--- Begin Given records ---

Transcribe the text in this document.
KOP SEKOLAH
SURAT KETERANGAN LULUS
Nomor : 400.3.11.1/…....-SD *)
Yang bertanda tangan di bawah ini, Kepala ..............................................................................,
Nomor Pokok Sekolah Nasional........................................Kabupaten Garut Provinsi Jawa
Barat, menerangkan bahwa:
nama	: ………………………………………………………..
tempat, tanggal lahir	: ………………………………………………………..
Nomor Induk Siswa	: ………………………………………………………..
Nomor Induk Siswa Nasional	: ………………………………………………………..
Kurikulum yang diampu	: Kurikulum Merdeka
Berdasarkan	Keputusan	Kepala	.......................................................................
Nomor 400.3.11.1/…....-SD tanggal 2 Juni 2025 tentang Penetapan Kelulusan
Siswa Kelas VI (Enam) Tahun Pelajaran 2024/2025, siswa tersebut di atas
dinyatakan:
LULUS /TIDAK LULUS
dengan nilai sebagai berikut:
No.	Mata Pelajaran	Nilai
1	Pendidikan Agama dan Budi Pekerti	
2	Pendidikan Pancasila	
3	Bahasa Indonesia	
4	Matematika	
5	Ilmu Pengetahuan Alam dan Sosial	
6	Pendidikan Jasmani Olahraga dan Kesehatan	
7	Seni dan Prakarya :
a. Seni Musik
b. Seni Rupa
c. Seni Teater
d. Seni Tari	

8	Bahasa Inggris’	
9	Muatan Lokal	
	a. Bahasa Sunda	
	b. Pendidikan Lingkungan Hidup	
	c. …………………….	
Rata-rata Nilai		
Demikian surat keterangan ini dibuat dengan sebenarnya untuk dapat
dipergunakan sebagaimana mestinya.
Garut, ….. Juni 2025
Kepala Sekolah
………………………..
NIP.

--- End Given records ---

Exercise details – Your task is to pick out every line with the string "Juni" and copy it.

Problem solution –
Nomor 400.3.11.1/…....-SD tanggal 2 Juni 2025 tentang Penetapan Kelulusan
Garut, ….. Juni 2025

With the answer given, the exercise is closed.